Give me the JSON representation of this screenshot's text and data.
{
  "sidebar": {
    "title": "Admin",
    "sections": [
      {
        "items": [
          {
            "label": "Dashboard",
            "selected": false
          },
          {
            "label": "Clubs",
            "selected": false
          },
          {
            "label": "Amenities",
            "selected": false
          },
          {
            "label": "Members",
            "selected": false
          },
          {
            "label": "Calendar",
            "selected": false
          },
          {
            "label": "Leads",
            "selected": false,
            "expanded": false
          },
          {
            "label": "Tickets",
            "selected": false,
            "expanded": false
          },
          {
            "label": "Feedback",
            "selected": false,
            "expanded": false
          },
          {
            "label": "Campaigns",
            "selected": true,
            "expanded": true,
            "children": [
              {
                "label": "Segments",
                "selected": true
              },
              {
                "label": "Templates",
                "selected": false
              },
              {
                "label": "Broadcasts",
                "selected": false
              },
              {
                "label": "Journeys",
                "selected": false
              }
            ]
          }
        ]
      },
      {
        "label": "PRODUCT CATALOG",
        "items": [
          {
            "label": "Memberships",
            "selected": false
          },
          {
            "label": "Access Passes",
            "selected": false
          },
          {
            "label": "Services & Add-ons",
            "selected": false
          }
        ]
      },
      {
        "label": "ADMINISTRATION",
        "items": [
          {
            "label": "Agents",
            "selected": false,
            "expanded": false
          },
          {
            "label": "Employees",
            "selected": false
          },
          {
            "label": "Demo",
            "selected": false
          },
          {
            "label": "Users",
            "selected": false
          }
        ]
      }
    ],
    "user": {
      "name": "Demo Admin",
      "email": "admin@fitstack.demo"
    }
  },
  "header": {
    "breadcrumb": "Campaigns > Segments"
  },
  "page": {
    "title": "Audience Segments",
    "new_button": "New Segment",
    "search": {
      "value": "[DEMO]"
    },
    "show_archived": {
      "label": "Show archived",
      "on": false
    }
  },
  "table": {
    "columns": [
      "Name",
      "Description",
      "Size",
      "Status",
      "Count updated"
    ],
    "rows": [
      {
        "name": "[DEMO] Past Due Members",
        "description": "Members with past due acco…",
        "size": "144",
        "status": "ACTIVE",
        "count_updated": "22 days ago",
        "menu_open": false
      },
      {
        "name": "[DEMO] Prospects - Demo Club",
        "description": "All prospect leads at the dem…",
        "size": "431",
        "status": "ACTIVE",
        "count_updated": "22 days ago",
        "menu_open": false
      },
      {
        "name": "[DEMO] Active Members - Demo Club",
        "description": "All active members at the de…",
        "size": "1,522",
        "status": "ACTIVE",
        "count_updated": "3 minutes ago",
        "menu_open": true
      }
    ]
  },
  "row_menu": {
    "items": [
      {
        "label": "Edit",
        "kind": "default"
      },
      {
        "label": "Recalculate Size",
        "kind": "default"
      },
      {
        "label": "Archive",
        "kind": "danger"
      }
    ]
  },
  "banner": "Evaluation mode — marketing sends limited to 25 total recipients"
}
▬▬▬▬▬▬▬▬▬▬
From the material above, gather all lines that include the string "true" and copy them.

            "selected": true,
            "expanded": true,
                "selected": true
        "menu_open": true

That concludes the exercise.